What is being asked =
Repeat the material in full. Keep every line exactly as it is.

━━━━━━━━━━━━━━━━

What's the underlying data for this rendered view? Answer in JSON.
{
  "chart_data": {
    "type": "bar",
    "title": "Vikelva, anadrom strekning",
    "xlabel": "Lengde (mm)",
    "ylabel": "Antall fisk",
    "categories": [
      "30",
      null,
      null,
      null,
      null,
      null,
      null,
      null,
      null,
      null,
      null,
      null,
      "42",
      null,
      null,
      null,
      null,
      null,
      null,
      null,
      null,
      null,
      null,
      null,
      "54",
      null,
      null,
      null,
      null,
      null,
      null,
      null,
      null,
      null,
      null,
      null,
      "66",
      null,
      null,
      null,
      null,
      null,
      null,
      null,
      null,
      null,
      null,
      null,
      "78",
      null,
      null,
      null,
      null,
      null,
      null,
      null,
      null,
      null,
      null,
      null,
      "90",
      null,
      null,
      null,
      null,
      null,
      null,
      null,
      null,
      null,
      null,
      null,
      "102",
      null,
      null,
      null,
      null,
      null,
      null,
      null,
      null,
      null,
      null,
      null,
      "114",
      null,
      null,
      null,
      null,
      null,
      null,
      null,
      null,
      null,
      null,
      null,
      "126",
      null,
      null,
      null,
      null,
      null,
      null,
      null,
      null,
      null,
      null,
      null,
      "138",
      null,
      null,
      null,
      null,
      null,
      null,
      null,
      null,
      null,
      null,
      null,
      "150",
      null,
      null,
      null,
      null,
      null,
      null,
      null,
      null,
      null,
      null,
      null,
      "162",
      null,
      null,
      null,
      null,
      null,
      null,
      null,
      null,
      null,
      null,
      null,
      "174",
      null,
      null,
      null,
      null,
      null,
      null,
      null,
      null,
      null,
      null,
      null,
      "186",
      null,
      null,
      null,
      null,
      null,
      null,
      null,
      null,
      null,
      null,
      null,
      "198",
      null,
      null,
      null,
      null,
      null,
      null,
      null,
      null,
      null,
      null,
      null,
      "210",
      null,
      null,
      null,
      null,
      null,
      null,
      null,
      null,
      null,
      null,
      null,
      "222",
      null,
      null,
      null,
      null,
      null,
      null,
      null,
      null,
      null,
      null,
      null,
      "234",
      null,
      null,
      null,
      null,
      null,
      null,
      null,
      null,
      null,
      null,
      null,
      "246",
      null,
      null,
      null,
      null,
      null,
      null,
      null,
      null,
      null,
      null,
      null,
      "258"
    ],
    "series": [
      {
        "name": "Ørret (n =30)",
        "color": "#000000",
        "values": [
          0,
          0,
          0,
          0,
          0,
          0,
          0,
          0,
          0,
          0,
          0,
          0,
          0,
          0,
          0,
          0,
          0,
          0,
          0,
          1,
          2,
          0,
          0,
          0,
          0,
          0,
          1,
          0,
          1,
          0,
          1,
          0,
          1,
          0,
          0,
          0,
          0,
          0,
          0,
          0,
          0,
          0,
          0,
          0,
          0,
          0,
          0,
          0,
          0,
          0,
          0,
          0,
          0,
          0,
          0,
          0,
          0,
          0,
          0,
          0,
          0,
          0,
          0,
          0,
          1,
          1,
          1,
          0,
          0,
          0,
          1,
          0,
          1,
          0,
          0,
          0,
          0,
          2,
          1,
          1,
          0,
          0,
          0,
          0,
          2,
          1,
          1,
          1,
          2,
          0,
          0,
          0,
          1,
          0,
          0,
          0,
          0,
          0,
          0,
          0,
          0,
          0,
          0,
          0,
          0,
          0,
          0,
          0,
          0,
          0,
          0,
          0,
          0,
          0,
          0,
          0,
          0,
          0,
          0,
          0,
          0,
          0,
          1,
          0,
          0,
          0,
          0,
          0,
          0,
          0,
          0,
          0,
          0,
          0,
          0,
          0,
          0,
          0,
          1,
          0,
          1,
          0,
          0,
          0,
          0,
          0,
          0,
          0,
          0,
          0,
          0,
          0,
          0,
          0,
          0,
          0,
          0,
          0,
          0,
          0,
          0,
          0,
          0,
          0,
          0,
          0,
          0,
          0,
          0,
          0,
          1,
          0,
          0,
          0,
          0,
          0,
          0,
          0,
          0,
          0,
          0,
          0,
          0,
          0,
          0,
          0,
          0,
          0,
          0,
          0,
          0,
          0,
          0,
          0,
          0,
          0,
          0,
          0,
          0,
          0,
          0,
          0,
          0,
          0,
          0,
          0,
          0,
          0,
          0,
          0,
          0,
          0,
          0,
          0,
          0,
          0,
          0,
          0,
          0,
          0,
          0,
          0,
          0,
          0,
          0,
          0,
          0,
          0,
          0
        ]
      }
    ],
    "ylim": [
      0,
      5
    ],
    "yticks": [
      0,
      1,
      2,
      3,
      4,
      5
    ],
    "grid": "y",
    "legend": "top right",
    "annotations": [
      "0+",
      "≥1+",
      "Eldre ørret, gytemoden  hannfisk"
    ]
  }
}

━━━━━━━━━━━━━━━━

Expected output =
What's the underlying data for this rendered view? Answer in JSON.
{
  "chart_data": {
    "type": "bar",
    "title": "Vikelva, anadrom strekning",
    "xlabel": "Lengde (mm)",
    "ylabel": "Antall fisk",
    "categories": [
      "30",
      null,
      null,
      null,
      null,
      null,
      null,
      null,
      null,
      null,
      null,
      null,
      "42",
      null,
      null,
      null,
      null,
      null,
      null,
      null,
      null,
      null,
      null,
      null,
      "54",
      null,
      null,
      null,
      null,
      null,
      null,
      null,
      null,
      null,
      null,
      null,
      "66",
      null,
      null,
      null,
      null,
      null,
      null,
      null,
      null,
      null,
      null,
      null,
      "78",
      null,
      null,
      null,
      null,
      null,
      null,
      null,
      null,
      null,
      null,
      null,
      "90",
      null,
      null,
      null,
      null,
      null,
      null,
      null,
      null,
      null,
      null,
      null,
      "102",
      null,
      null,
      null,
      null,
      null,
      null,
      null,
      null,
      null,
      null,
      null,
      "114",
      null,
      null,
      null,
      null,
      null,
      null,
      null,
      null,
      null,
      null,
      null,
      "126",
      null,
      null,
      null,
      null,
      null,
      null,
      null,
      null,
      null,
      null,
      null,
      "138",
      null,
      null,
      null,
      null,
      null,
      null,
      null,
      null,
      null,
      null,
      null,
      "150",
      null,
      null,
      null,
      null,
      null,
      null,
      null,
      null,
      null,
      null,
      null,
      "162",
      null,
      null,
      null,
      null,
      null,
      null,
      null,
      null,
      null,
      null,
      null,
      "174",
      null,
      null,
      null,
      null,
      null,
      null,
      null,
      null,
      null,
      null,
      null,
      "186",
      null,
      null,
      null,
      null,
      null,
      null,
      null,
      null,
      null,
      null,
      null,
      "198",
      null,
      null,
      null,
      null,
      null,
      null,
      null,
      null,
      null,
      null,
      null,
      "210",
      null,
      null,
      null,
      null,
      null,
      null,
      null,
      null,
      null,
      null,
      null,
      "222",
      null,
      null,
      null,
      null,
      null,
      null,
      null,
      null,
      null,
      null,
      null,
      "234",
      null,
      null,
      null,
      null,
      null,
      null,
      null,
      null,
      null,
      null,
      null,
      "246",
      null,
      null,
      null,
      null,
      null,
      null,
      null,
      null,
      null,
      null,
      null,
      "258"
    ],
    "series": [
      {
        "name": "Ørret (n =30)",
        "color": "#000000",
        "values": [
          0,
          0,
          0,
          0,
          0,
          0,
          0,
          0,
          0,
          0,
          0,
          0,
          0,
          0,
          0,
          0,
          0,
          0,
          0,
          1,
          2,
          0,
          0,
          0,
          0,
          0,
          1,
          0,
          1,
          0,
          1,
          0,
          1,
          0,
          0,
          0,
          0,
          0,
          0,
          0,
          0,
          0,
          0,
          0,
          0,
          0,
          0,
          0,
          0,
          0,
          0,
          0,
          0,
          0,
          0,
          0,
          0,
          0,
          0,
          0,
          0,
          0,
          0,
          0,
          1,
          1,
          1,
          0,
          0,
          0,
          1,
          0,
          1,
          0,
          0,
          0,
          0,
          2,
          1,
          1,
          0,
          0,
          0,
          0,
          2,
          1,
          1,
          1,
          2,
          0,
          0,
          0,
          1,
          0,
          0,
          0,
          0,
          0,
          0,
          0,
          0,
          0,
          0,
          0,
          0,
          0,
          0,
          0,
          0,
          0,
          0,
          0,
          0,
          0,
          0,
          0,
          0,
          0,
          0,
          0,
          0,
          0,
          1,
          0,
          0,
          0,
          0,
          0,
          0,
          0,
          0,
          0,
          0,
          0,
          0,
          0,
          0,
          0,
          1,
          0,
          1,
          0,
          0,
          0,
          0,
          0,
          0,
          0,
          0,
          0,
          0,
          0,
          0,
          0,
          0,
          0,
          0,
          0,
          0,
          0,
          0,
          0,
          0,
          0,
          0,
          0,
          0,
          0,
          0,
          0,
          1,
          0,
          0,
          0,
          0,
          0,
          0,
          0,
          0,
          0,
          0,
          0,
          0,
          0,
          0,
          0,
          0,
          0,
          0,
          0,
          0,
          0,
          0,
          0,
          0,
          0,
          0,
          0,
          0,
          0,
          0,
          0,
          0,
          0,
          0,
          0,
          0,
          0,
          0,
          0,
          0,
          0,
          0,
          0,
          0,
          0,
          0,
          0,
          0,
          0,
          0,
          0,
          0,
          0,
          0,
          0,
          0,
          0,
          0
        ]
      }
    ],
    "ylim": [
      0,
      5
    ],
    "yticks": [
      0,
      1,
      2,
      3,
      4,
      5
    ],
    "grid": "y",
    "legend": "top right",
    "annotations": [
      "0+",
      "≥1+",
      "Eldre ørret, gytemoden  hannfisk"
    ]
  }
}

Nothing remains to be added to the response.